===== Dataset content =====
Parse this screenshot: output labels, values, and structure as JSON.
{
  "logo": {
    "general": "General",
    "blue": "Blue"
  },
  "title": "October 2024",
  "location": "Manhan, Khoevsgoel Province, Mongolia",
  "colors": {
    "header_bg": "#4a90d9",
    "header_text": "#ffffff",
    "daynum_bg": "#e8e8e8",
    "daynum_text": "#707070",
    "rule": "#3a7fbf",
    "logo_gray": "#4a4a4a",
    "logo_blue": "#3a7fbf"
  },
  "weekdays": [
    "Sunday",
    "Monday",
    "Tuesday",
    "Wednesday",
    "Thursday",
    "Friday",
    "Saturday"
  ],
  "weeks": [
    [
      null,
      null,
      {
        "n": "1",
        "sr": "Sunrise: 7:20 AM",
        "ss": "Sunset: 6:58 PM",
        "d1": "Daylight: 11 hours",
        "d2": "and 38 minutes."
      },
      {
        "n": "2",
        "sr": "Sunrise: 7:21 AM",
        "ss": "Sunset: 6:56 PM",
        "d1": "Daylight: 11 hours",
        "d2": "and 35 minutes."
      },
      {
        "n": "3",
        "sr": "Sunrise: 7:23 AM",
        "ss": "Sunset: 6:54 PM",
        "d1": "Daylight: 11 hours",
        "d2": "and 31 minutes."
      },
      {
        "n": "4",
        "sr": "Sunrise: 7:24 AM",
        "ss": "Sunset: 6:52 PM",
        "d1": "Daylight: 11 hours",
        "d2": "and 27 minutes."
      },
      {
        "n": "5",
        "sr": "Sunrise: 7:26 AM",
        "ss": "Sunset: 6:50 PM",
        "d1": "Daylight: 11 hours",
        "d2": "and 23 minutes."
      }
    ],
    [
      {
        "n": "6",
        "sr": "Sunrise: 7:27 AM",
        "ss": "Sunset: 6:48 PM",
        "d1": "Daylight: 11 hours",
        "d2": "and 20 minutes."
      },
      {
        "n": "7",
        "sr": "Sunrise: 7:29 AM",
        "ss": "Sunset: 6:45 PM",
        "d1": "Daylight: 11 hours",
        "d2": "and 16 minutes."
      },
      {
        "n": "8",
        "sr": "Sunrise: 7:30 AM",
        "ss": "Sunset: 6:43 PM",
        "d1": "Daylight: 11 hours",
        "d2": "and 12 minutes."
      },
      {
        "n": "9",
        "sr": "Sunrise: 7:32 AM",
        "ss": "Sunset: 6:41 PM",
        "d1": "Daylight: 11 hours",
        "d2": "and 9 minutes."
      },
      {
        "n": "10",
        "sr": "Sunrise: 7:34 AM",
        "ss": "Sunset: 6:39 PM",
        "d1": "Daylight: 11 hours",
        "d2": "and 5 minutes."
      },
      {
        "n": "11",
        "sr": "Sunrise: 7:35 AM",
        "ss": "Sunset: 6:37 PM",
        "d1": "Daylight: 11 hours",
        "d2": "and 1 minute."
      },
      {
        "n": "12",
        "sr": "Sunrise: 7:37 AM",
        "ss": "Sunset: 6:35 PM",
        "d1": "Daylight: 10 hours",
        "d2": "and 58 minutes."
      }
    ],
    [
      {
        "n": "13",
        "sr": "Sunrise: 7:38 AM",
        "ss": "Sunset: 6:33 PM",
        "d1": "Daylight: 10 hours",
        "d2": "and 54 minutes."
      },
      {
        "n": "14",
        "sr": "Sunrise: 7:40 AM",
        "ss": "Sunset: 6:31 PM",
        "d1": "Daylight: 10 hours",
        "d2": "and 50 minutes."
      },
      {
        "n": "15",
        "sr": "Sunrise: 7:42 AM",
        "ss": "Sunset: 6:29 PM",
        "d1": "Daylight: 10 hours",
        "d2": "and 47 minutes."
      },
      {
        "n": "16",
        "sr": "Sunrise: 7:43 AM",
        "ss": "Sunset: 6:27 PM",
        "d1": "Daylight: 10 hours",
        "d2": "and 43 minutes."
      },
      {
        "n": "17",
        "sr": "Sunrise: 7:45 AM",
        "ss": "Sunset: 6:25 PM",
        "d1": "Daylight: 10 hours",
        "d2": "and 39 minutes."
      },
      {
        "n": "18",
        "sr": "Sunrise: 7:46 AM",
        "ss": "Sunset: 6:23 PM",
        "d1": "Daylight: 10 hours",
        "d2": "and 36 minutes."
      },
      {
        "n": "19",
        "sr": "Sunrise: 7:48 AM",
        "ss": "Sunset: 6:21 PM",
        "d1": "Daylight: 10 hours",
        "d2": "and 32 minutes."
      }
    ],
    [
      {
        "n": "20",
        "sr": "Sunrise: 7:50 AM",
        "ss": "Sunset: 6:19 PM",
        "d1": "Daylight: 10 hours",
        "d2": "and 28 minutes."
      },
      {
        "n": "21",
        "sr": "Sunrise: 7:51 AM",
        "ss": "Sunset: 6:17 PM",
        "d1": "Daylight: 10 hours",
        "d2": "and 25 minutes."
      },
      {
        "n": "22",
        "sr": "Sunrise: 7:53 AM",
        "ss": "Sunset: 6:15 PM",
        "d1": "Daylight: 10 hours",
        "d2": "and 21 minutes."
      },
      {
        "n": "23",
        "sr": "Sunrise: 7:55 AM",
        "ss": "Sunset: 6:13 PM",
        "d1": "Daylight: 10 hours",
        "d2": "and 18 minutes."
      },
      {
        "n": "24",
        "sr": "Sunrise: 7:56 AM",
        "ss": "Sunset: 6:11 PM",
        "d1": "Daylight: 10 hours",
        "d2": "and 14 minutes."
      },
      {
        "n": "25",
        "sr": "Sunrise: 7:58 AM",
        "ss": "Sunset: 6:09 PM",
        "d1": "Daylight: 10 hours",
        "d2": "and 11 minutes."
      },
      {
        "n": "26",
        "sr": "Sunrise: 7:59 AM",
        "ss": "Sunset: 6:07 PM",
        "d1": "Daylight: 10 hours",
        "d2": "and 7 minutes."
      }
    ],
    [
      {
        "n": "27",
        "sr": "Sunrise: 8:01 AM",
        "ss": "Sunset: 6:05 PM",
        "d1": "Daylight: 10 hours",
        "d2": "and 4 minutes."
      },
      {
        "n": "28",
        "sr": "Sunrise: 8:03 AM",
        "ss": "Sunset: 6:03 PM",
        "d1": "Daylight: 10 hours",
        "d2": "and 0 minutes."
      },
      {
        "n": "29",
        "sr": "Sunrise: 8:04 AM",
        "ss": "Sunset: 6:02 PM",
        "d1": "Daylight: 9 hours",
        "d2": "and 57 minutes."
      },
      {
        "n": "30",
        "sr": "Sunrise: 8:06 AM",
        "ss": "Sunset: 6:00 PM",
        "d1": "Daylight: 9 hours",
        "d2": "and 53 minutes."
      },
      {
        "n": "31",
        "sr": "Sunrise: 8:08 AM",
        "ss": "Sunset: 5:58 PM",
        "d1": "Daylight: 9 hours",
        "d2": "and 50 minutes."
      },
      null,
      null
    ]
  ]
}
=====
=== Task objective ===
Hand back the material above in full, exactly as written.

=== Result of this exercise ===
Parse this screenshot: output labels, values, and structure as JSON.
{
  "logo": {
    "general": "General",
    "blue": "Blue"
  },
  "title": "October 2024",
  "location": "Manhan, Khoevsgoel Province, Mongolia",
  "colors": {
    "header_bg": "#4a90d9",
    "header_text": "#ffffff",
    "daynum_bg": "#e8e8e8",
    "daynum_text": "#707070",
    "rule": "#3a7fbf",
    "logo_gray": "#4a4a4a",
    "logo_blue": "#3a7fbf"
  },
  "weekdays": [
    "Sunday",
    "Monday",
    "Tuesday",
    "Wednesday",
    "Thursday",
    "Friday",
    "Saturday"
  ],
  "weeks": [
    [
      null,
      null,
      {
        "n": "1",
        "sr": "Sunrise: 7:20 AM",
        "ss": "Sunset: 6:58 PM",
        "d1": "Daylight: 11 hours",
        "d2": "and 38 minutes."
      },
      {
        "n": "2",
        "sr": "Sunrise: 7:21 AM",
        "ss": "Sunset: 6:56 PM",
        "d1": "Daylight: 11 hours",
        "d2": "and 35 minutes."
      },
      {
        "n": "3",
        "sr": "Sunrise: 7:23 AM",
        "ss": "Sunset: 6:54 PM",
        "d1": "Daylight: 11 hours",
        "d2": "and 31 minutes."
      },
      {
        "n": "4",
        "sr": "Sunrise: 7:24 AM",
        "ss": "Sunset: 6:52 PM",
        "d1": "Daylight: 11 hours",
        "d2": "and 27 minutes."
      },
      {
        "n": "5",
        "sr": "Sunrise: 7:26 AM",
        "ss": "Sunset: 6:50 PM",
        "d1": "Daylight: 11 hours",
        "d2": "and 23 minutes."
      }
    ],
    [
      {
        "n": "6",
        "sr": "Sunrise: 7:27 AM",
        "ss": "Sunset: 6:48 PM",
        "d1": "Daylight: 11 hours",
        "d2": "and 20 minutes."
      },
      {
        "n": "7",
        "sr": "Sunrise: 7:29 AM",
        "ss": "Sunset: 6:45 PM",
        "d1": "Daylight: 11 hours",
        "d2": "and 16 minutes."
      },
      {
        "n": "8",
        "sr": "Sunrise: 7:30 AM",
        "ss": "Sunset: 6:43 PM",
        "d1": "Daylight: 11 hours",
        "d2": "and 12 minutes."
      },
      {
        "n": "9",
        "sr": "Sunrise: 7:32 AM",
        "ss": "Sunset: 6:41 PM",
        "d1": "Daylight: 11 hours",
        "d2": "and 9 minutes."
      },
      {
        "n": "10",
        "sr": "Sunrise: 7:34 AM",
        "ss": "Sunset: 6:39 PM",
        "d1": "Daylight: 11 hours",
        "d2": "and 5 minutes."
      },
      {
        "n": "11",
        "sr": "Sunrise: 7:35 AM",
        "ss": "Sunset: 6:37 PM",
        "d1": "Daylight: 11 hours",
        "d2": "and 1 minute."
      },
      {
        "n": "12",
        "sr": "Sunrise: 7:37 AM",
        "ss": "Sunset: 6:35 PM",
        "d1": "Daylight: 10 hours",
        "d2": "and 58 minutes."
      }
    ],
    [
      {
        "n": "13",
        "sr": "Sunrise: 7:38 AM",
        "ss": "Sunset: 6:33 PM",
        "d1": "Daylight: 10 hours",
        "d2": "and 54 minutes."
      },
      {
        "n": "14",
        "sr": "Sunrise: 7:40 AM",
        "ss": "Sunset: 6:31 PM",
        "d1": "Daylight: 10 hours",
        "d2": "and 50 minutes."
      },
      {
        "n": "15",
        "sr": "Sunrise: 7:42 AM",
        "ss": "Sunset: 6:29 PM",
        "d1": "Daylight: 10 hours",
        "d2": "and 47 minutes."
      },
      {
        "n": "16",
        "sr": "Sunrise: 7:43 AM",
        "ss": "Sunset: 6:27 PM",
        "d1": "Daylight: 10 hours",
        "d2": "and 43 minutes."
      },
      {
        "n": "17",
        "sr": "Sunrise: 7:45 AM",
        "ss": "Sunset: 6:25 PM",
        "d1": "Daylight: 10 hours",
        "d2": "and 39 minutes."
      },
      {
        "n": "18",
        "sr": "Sunrise: 7:46 AM",
        "ss": "Sunset: 6:23 PM",
        "d1": "Daylight: 10 hours",
        "d2": "and 36 minutes."
      },
      {
        "n": "19",
        "sr": "Sunrise: 7:48 AM",
        "ss": "Sunset: 6:21 PM",
        "d1": "Daylight: 10 hours",
        "d2": "and 32 minutes."
      }
    ],
    [
      {
        "n": "20",
        "sr": "Sunrise: 7:50 AM",
        "ss": "Sunset: 6:19 PM",
        "d1": "Daylight: 10 hours",
        "d2": "and 28 minutes."
      },
      {
        "n": "21",
        "sr": "Sunrise: 7:51 AM",
        "ss": "Sunset: 6:17 PM",
        "d1": "Daylight: 10 hours",
        "d2": "and 25 minutes."
      },
      {
        "n": "22",
        "sr": "Sunrise: 7:53 AM",
        "ss": "Sunset: 6:15 PM",
        "d1": "Daylight: 10 hours",
        "d2": "and 21 minutes."
      },
      {
        "n": "23",
        "sr": "Sunrise: 7:55 AM",
        "ss": "Sunset: 6:13 PM",
        "d1": "Daylight: 10 hours",
        "d2": "and 18 minutes."
      },
      {
        "n": "24",
        "sr": "Sunrise: 7:56 AM",
        "ss": "Sunset: 6:11 PM",
        "d1": "Daylight: 10 hours",
        "d2": "and 14 minutes."
      },
      {
        "n": "25",
        "sr": "Sunrise: 7:58 AM",
        "ss": "Sunset: 6:09 PM",
        "d1": "Daylight: 10 hours",
        "d2": "and 11 minutes."
      },
      {
        "n": "26",
        "sr": "Sunrise: 7:59 AM",
        "ss": "Sunset: 6:07 PM",
        "d1": "Daylight: 10 hours",
        "d2": "and 7 minutes."
      }
    ],
    [
      {
        "n": "27",
        "sr": "Sunrise: 8:01 AM",
        "ss": "Sunset: 6:05 PM",
        "d1": "Daylight: 10 hours",
        "d2": "and 4 minutes."
      },
      {
        "n": "28",
        "sr": "Sunrise: 8:03 AM",
        "ss": "Sunset: 6:03 PM",
        "d1": "Daylight: 10 hours",
        "d2": "and 0 minutes."
      },
      {
        "n": "29",
        "sr": "Sunrise: 8:04 AM",
        "ss": "Sunset: 6:02 PM",
        "d1": "Daylight: 9 hours",
        "d2": "and 57 minutes."
      },
      {
        "n": "30",
        "sr": "Sunrise: 8:06 AM",
        "ss": "Sunset: 6:00 PM",
        "d1": "Daylight: 9 hours",
        "d2": "and 53 minutes."
      },
      {
        "n": "31",
        "sr": "Sunrise: 8:08 AM",
        "ss": "Sunset: 5:58 PM",
        "d1": "Daylight: 9 hours",
        "d2": "and 50 minutes."
      },
      null,
      null
    ]
  ]
}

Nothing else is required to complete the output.